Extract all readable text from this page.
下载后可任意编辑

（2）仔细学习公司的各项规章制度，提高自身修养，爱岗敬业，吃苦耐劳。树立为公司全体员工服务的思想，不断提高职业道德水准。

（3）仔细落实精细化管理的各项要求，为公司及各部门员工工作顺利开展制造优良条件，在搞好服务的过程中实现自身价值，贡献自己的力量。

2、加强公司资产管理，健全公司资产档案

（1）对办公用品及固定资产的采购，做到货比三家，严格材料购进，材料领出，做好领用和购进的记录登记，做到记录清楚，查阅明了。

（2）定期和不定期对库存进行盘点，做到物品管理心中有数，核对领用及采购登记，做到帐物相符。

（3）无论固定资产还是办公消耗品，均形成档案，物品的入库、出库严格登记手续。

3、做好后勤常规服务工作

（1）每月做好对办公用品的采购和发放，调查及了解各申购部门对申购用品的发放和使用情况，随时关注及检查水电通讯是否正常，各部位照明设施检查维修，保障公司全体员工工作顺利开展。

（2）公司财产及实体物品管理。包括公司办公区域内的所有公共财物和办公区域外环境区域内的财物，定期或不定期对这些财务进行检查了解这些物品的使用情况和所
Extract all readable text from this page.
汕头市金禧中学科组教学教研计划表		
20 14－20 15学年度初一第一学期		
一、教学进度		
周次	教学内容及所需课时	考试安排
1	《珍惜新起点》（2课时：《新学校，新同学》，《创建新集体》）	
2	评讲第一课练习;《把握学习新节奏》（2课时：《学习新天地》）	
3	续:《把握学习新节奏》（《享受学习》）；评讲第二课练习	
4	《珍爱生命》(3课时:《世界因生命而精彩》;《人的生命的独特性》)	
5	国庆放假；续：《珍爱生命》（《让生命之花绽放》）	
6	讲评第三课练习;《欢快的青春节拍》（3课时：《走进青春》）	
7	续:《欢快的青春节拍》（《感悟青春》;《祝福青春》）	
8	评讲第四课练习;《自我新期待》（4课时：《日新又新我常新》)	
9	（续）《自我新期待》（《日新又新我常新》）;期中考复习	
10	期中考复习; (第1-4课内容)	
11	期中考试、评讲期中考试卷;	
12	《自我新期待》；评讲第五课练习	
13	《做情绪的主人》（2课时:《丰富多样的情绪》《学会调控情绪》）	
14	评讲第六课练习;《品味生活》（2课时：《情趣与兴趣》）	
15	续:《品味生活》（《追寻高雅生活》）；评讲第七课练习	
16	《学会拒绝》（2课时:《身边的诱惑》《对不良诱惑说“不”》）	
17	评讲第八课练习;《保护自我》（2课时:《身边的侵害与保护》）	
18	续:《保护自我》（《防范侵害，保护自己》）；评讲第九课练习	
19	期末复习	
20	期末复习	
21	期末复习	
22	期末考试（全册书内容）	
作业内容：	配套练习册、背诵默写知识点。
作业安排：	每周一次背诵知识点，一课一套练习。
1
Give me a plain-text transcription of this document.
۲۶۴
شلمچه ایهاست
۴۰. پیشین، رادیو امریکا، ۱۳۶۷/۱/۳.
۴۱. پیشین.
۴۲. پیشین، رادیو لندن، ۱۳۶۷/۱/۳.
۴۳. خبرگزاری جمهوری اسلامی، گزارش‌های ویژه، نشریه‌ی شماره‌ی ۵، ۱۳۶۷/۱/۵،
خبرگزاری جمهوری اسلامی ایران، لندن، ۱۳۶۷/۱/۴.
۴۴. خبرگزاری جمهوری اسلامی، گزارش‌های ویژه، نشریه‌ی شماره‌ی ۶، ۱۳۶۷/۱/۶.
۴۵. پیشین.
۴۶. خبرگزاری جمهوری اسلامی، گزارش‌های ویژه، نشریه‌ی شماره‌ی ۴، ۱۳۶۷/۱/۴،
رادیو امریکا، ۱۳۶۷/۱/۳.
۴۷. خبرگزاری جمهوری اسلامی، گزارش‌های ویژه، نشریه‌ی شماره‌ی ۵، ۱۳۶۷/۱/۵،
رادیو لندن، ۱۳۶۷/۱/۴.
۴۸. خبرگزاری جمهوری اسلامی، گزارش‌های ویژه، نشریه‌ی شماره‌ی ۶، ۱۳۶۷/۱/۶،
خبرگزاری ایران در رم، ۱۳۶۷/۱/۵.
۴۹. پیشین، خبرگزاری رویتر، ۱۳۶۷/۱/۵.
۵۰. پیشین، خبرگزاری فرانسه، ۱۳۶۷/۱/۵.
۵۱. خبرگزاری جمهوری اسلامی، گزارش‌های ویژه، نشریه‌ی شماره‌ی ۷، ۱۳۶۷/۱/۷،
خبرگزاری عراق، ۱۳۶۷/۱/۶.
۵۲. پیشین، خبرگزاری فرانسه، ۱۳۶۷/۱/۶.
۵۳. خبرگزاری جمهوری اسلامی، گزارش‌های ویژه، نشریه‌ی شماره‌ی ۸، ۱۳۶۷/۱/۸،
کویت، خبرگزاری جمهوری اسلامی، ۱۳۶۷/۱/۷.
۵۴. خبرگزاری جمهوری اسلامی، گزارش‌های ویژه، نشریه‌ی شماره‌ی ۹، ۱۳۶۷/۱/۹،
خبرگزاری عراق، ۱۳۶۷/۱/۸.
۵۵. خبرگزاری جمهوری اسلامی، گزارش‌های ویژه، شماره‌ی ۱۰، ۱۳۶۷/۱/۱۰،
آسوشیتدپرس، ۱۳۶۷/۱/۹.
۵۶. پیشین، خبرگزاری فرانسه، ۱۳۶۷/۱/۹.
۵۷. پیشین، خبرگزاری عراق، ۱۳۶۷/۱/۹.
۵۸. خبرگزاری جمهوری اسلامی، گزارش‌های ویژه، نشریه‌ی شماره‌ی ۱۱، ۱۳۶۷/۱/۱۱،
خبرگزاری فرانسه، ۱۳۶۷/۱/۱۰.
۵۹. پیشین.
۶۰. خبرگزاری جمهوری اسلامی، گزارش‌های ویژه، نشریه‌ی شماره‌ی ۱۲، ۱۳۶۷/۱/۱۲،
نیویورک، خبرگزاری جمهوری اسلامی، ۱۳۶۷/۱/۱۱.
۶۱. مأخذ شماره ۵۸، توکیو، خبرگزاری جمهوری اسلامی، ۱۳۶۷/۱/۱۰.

GIVEN TASK
What are the lines from the one with "Give me a plain-text" through the last line of the records above? Quote them exactly and add nothing.

FULL ANSWER
Give me a plain-text transcription of this document.
۲۶۴
شلمچه ایهاست
۴۰. پیشین، رادیو امریکا، ۱۳۶۷/۱/۳.
۴۱. پیشین.
۴۲. پیشین، رادیو لندن، ۱۳۶۷/۱/۳.
۴۳. خبرگزاری جمهوری اسلامی، گزارش‌های ویژه، نشریه‌ی شماره‌ی ۵، ۱۳۶۷/۱/۵،
خبرگزاری جمهوری اسلامی ایران، لندن، ۱۳۶۷/۱/۴.
۴۴. خبرگزاری جمهوری اسلامی، گزارش‌های ویژه، نشریه‌ی شماره‌ی ۶، ۱۳۶۷/۱/۶.
۴۵. پیشین.
۴۶. خبرگزاری جمهوری اسلامی، گزارش‌های ویژه، نشریه‌ی شماره‌ی ۴، ۱۳۶۷/۱/۴،
رادیو امریکا، ۱۳۶۷/۱/۳.
۴۷. خبرگزاری جمهوری اسلامی، گزارش‌های ویژه، نشریه‌ی شماره‌ی ۵، ۱۳۶۷/۱/۵،
رادیو لندن، ۱۳۶۷/۱/۴.
۴۸. خبرگزاری جمهوری اسلامی، گزارش‌های ویژه، نشریه‌ی شماره‌ی ۶، ۱۳۶۷/۱/۶،
خبرگزاری ایران در رم، ۱۳۶۷/۱/۵.
۴۹. پیشین، خبرگزاری رویتر، ۱۳۶۷/۱/۵.
۵۰. پیشین، خبرگزاری فرانسه، ۱۳۶۷/۱/۵.
۵۱. خبرگزاری جمهوری اسلامی، گزارش‌های ویژه، نشریه‌ی شماره‌ی ۷، ۱۳۶۷/۱/۷،
خبرگزاری عراق، ۱۳۶۷/۱/۶.
۵۲. پیشین، خبرگزاری فرانسه، ۱۳۶۷/۱/۶.
۵۳. خبرگزاری جمهوری اسلامی، گزارش‌های ویژه، نشریه‌ی شماره‌ی ۸، ۱۳۶۷/۱/۸،
کویت، خبرگزاری جمهوری اسلامی، ۱۳۶۷/۱/۷.
۵۴. خبرگزاری جمهوری اسلامی، گزارش‌های ویژه، نشریه‌ی شماره‌ی ۹، ۱۳۶۷/۱/۹،
خبرگزاری عراق، ۱۳۶۷/۱/۸.
۵۵. خبرگزاری جمهوری اسلامی، گزارش‌های ویژه، شماره‌ی ۱۰، ۱۳۶۷/۱/۱۰،
آسوشیتدپرس، ۱۳۶۷/۱/۹.
۵۶. پیشین، خبرگزاری فرانسه، ۱۳۶۷/۱/۹.
۵۷. پیشین، خبرگزاری عراق، ۱۳۶۷/۱/۹.
۵۸. خبرگزاری جمهوری اسلامی، گزارش‌های ویژه، نشریه‌ی شماره‌ی ۱۱، ۱۳۶۷/۱/۱۱،
خبرگزاری فرانسه، ۱۳۶۷/۱/۱۰.
۵۹. پیشین.
۶۰. خبرگزاری جمهوری اسلامی، گزارش‌های ویژه، نشریه‌ی شماره‌ی ۱۲، ۱۳۶۷/۱/۱۲،
نیویورک، خبرگزاری جمهوری اسلامی، ۱۳۶۷/۱/۱۱.
۶۱. مأخذ شماره ۵۸، توکیو، خبرگزاری جمهوری اسلامی، ۱۳۶۷/۱/۱۰.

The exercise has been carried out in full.